Short task: Spot each line in the records below where the word "than" occurs, then copy it.

Record extracts:
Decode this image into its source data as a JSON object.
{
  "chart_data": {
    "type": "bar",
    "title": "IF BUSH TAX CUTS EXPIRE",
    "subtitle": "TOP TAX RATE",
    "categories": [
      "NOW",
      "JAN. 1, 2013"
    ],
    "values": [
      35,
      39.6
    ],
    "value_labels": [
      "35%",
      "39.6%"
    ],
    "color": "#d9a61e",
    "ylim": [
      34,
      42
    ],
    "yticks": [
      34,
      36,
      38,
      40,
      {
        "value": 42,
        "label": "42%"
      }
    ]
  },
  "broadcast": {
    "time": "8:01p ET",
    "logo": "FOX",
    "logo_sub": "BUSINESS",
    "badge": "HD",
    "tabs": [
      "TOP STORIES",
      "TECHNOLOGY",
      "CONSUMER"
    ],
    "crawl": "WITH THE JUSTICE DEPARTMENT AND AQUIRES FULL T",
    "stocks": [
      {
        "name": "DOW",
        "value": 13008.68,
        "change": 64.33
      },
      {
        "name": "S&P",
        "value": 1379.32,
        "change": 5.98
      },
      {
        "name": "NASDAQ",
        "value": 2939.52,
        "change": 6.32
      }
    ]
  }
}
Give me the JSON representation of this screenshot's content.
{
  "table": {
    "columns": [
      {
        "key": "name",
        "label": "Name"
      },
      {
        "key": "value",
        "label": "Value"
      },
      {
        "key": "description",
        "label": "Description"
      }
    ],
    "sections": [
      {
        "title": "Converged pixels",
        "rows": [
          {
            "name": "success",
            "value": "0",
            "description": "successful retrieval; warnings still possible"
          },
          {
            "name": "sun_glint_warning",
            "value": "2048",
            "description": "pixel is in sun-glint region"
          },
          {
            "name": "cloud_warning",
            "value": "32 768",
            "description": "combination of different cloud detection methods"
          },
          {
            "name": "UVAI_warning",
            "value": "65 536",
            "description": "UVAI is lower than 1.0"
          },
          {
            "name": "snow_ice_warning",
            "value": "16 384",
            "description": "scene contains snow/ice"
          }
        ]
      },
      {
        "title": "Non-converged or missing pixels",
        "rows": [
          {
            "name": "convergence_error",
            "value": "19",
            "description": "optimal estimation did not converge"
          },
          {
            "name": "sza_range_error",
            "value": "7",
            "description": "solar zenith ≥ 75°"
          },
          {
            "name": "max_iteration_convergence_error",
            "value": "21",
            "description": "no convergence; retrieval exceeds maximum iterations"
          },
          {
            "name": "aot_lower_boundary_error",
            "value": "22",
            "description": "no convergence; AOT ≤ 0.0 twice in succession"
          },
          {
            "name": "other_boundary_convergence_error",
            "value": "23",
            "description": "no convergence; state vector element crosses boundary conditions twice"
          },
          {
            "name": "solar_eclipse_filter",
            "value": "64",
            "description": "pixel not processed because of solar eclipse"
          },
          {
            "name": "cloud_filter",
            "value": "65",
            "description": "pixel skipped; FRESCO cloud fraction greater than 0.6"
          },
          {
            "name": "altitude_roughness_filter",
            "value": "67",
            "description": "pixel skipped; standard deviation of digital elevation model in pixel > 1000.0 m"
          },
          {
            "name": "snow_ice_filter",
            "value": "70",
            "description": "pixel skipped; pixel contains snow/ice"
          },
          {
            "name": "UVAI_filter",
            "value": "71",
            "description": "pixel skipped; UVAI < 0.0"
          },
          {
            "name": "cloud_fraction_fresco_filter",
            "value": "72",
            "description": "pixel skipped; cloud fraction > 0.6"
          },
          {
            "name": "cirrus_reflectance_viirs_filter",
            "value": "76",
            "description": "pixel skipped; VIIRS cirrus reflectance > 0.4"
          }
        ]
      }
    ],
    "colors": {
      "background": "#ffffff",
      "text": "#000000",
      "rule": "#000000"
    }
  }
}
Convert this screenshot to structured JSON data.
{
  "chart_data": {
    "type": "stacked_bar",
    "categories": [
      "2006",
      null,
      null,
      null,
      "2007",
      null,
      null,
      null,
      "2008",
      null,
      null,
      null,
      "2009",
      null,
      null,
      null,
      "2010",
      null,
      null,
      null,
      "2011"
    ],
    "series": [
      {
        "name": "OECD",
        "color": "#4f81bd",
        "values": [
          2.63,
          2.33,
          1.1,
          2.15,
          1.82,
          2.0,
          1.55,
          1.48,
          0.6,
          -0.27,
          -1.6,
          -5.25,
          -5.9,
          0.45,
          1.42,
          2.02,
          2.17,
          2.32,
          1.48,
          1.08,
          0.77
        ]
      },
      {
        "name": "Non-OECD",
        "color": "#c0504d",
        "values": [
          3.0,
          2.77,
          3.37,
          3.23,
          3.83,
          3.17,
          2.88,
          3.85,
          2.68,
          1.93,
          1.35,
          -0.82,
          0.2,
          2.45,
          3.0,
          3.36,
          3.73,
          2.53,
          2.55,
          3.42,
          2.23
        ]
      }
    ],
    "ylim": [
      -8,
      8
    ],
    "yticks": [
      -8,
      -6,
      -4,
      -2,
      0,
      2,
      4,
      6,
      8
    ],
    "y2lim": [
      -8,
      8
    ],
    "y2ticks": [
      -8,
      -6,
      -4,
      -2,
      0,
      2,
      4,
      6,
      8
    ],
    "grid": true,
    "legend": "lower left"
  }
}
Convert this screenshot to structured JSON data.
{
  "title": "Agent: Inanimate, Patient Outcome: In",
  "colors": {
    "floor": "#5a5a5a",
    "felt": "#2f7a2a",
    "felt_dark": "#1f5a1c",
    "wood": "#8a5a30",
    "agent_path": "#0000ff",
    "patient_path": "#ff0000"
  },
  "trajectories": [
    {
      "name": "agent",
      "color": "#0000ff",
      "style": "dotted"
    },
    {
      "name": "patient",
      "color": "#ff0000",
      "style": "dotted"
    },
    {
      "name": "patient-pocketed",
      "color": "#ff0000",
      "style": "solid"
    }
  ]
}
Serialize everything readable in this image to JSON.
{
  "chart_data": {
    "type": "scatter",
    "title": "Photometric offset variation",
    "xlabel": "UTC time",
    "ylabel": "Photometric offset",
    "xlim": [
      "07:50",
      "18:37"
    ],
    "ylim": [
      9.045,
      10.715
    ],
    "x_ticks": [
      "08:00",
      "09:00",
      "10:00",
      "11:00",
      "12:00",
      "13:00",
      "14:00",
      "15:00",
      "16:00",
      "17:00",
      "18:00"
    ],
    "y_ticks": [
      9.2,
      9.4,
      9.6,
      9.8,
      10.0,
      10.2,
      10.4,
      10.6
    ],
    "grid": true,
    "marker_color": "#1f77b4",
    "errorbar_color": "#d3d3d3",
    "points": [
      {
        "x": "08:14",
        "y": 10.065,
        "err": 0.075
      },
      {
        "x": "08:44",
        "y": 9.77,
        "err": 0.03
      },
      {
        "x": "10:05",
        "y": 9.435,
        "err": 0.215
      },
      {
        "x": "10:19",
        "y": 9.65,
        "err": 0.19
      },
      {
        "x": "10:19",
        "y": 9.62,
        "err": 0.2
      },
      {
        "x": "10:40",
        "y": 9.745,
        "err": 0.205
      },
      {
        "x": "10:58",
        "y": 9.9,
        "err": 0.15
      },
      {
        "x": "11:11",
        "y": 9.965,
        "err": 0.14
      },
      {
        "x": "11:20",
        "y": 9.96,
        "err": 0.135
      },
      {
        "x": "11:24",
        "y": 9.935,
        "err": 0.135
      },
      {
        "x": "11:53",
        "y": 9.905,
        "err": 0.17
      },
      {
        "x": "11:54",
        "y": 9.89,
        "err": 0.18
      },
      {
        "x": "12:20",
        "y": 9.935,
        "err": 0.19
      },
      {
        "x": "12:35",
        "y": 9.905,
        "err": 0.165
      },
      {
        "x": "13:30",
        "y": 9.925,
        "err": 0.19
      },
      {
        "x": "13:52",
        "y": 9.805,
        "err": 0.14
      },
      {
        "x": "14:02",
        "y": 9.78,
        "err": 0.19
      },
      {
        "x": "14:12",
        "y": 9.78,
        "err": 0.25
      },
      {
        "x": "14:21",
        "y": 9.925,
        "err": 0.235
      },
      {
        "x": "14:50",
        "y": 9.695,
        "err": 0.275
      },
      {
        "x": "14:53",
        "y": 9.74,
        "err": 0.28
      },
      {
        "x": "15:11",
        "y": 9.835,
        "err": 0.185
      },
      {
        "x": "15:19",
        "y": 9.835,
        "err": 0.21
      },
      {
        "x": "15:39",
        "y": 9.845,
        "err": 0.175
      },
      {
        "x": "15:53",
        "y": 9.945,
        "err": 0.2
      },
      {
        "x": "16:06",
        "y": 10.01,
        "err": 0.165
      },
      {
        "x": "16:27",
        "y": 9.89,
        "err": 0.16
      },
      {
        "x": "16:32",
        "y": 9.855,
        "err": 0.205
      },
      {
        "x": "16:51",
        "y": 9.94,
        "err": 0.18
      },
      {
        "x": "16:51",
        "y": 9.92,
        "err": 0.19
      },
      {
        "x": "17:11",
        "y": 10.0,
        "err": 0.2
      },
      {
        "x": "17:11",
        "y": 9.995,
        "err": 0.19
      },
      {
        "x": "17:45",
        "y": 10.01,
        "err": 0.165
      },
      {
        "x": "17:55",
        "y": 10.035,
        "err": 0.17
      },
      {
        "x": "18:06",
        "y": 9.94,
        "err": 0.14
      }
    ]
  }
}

Result for this exercise:
            "description": "UVAI is lower than 1.0"
            "description": "pixel skipped; FRESCO cloud fraction greater than 0.6"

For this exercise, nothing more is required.